— STATED EXERCISE —
Look through the material below. Copy each line that contains the string "işitme".

— INPUT FOR THIS TASK —

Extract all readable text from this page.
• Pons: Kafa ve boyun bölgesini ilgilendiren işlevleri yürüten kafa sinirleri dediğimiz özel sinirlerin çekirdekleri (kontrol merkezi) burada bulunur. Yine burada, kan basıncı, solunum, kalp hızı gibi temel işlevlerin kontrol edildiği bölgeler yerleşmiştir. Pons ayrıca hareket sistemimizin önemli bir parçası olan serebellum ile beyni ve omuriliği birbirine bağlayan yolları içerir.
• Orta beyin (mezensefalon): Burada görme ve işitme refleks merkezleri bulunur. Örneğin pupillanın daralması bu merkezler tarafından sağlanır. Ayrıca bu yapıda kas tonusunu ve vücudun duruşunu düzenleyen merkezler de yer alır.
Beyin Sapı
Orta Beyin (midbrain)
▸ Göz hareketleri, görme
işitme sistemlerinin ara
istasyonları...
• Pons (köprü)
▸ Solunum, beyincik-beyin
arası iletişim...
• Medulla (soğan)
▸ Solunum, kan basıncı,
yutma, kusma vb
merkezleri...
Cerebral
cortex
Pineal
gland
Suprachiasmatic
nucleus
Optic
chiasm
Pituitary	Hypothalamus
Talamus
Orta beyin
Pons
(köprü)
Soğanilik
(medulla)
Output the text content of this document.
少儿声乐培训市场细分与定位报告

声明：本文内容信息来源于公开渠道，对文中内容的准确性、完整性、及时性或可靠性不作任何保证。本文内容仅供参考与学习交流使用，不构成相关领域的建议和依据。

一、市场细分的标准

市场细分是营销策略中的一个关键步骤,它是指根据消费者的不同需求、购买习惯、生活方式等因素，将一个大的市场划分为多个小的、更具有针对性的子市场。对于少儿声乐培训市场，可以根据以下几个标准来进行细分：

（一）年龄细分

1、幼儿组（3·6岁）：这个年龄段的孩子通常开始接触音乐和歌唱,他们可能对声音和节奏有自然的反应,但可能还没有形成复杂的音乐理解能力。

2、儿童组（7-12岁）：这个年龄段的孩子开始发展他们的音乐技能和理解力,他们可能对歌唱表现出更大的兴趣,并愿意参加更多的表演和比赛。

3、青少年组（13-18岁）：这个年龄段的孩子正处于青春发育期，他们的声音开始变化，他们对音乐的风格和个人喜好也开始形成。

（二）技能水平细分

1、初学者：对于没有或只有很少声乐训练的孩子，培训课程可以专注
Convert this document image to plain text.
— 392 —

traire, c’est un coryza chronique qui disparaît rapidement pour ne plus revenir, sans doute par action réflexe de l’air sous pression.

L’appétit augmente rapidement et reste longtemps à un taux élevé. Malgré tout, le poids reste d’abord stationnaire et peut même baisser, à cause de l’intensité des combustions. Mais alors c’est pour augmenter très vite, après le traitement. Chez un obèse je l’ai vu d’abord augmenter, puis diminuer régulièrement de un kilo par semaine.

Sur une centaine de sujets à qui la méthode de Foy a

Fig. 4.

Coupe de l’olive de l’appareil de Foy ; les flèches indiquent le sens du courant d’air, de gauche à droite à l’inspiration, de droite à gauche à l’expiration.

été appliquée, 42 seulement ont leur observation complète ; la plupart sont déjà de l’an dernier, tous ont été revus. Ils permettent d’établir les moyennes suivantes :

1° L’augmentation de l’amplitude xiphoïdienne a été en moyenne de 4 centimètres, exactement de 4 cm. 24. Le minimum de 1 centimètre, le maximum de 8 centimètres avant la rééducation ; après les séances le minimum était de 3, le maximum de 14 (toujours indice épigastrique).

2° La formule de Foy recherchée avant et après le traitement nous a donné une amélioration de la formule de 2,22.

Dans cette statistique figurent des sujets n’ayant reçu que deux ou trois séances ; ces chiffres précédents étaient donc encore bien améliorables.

— TASK ANSWER —
• Orta beyin (mezensefalon): Burada görme ve işitme refleks merkezleri bulunur. Örneğin pupillanın daralması bu merkezler tarafından sağlanır. Ayrıca bu yapıda kas tonusunu ve vücudun duruşunu düzenleyen merkezler de yer alır.
işitme sistemlerinin ara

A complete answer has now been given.